--- BEGIN SUPPLIED INFORMATION ---

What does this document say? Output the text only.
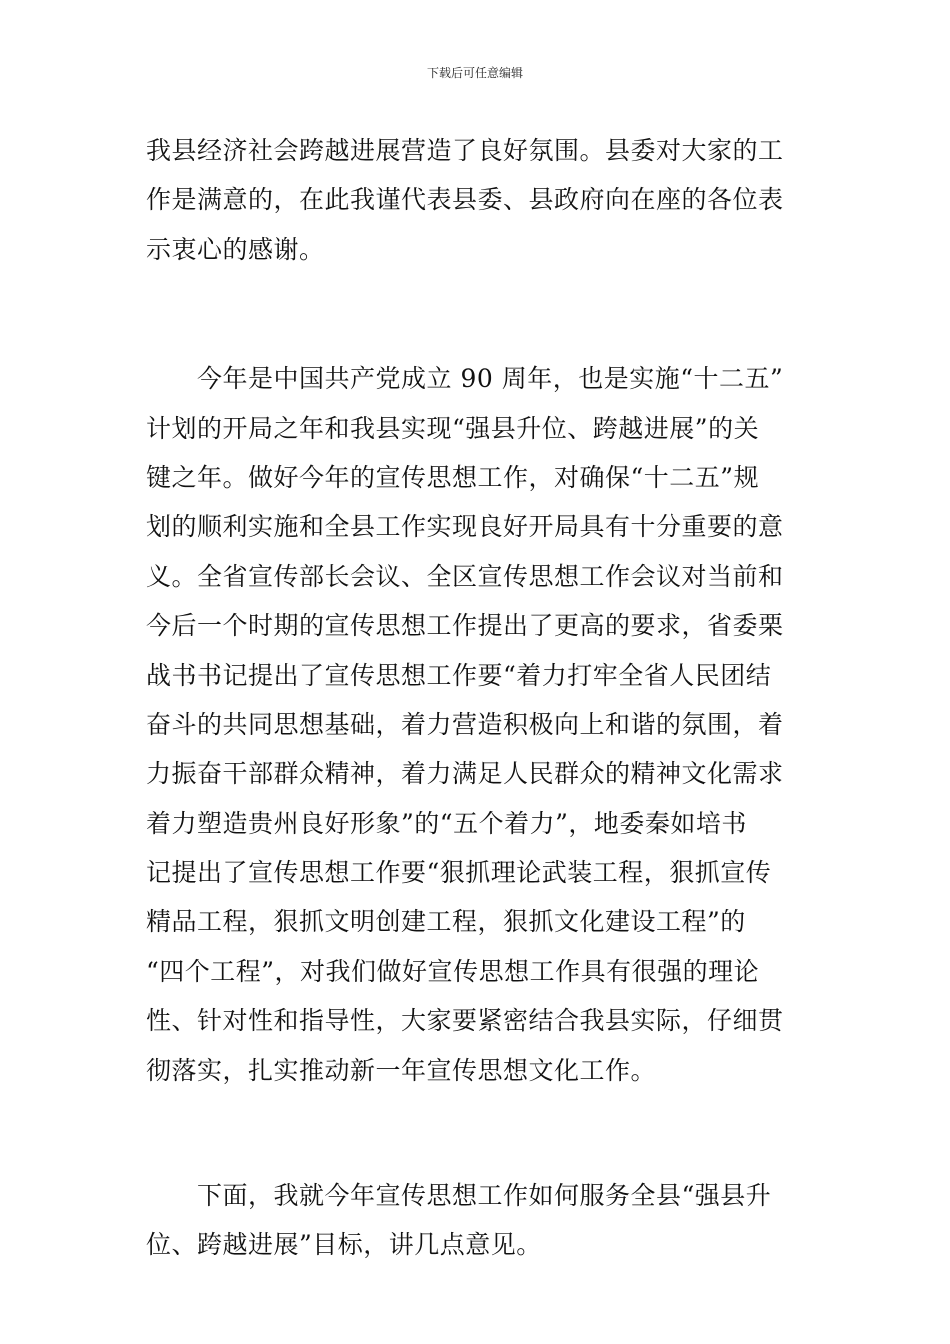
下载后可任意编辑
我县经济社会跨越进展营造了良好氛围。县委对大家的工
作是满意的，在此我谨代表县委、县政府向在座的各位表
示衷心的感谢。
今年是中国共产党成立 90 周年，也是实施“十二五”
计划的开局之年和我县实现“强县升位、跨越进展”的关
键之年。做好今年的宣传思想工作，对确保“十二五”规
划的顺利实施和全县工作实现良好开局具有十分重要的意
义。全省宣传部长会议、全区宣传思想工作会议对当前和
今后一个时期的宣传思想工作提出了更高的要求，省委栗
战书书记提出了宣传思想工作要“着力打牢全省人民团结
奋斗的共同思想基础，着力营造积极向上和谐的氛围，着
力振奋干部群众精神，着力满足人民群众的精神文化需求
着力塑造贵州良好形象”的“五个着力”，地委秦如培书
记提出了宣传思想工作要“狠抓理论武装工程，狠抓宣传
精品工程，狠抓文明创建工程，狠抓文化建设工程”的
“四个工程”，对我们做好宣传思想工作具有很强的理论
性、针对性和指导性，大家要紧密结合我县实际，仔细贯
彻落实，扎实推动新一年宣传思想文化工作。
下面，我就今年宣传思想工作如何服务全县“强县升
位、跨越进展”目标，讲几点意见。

--- END SUPPLIED INFORMATION ---

◆ EXERCISE DIRECTIONS
Transcribe every entry word for word, but omit the pictures.

◆ RESULT OF THE TASK
What does this document say? Output the text only.
下载后可任意编辑
我县经济社会跨越进展营造了良好氛围。县委对大家的工
作是满意的，在此我谨代表县委、县政府向在座的各位表
示衷心的感谢。
今年是中国共产党成立 90 周年，也是实施“十二五”
计划的开局之年和我县实现“强县升位、跨越进展”的关
键之年。做好今年的宣传思想工作，对确保“十二五”规
划的顺利实施和全县工作实现良好开局具有十分重要的意
义。全省宣传部长会议、全区宣传思想工作会议对当前和
今后一个时期的宣传思想工作提出了更高的要求，省委栗
战书书记提出了宣传思想工作要“着力打牢全省人民团结
奋斗的共同思想基础，着力营造积极向上和谐的氛围，着
力振奋干部群众精神，着力满足人民群众的精神文化需求
着力塑造贵州良好形象”的“五个着力”，地委秦如培书
记提出了宣传思想工作要“狠抓理论武装工程，狠抓宣传
精品工程，狠抓文明创建工程，狠抓文化建设工程”的
“四个工程”，对我们做好宣传思想工作具有很强的理论
性、针对性和指导性，大家要紧密结合我县实际，仔细贯
彻落实，扎实推动新一年宣传思想文化工作。
下面，我就今年宣传思想工作如何服务全县“强县升
位、跨越进展”目标，讲几点意见。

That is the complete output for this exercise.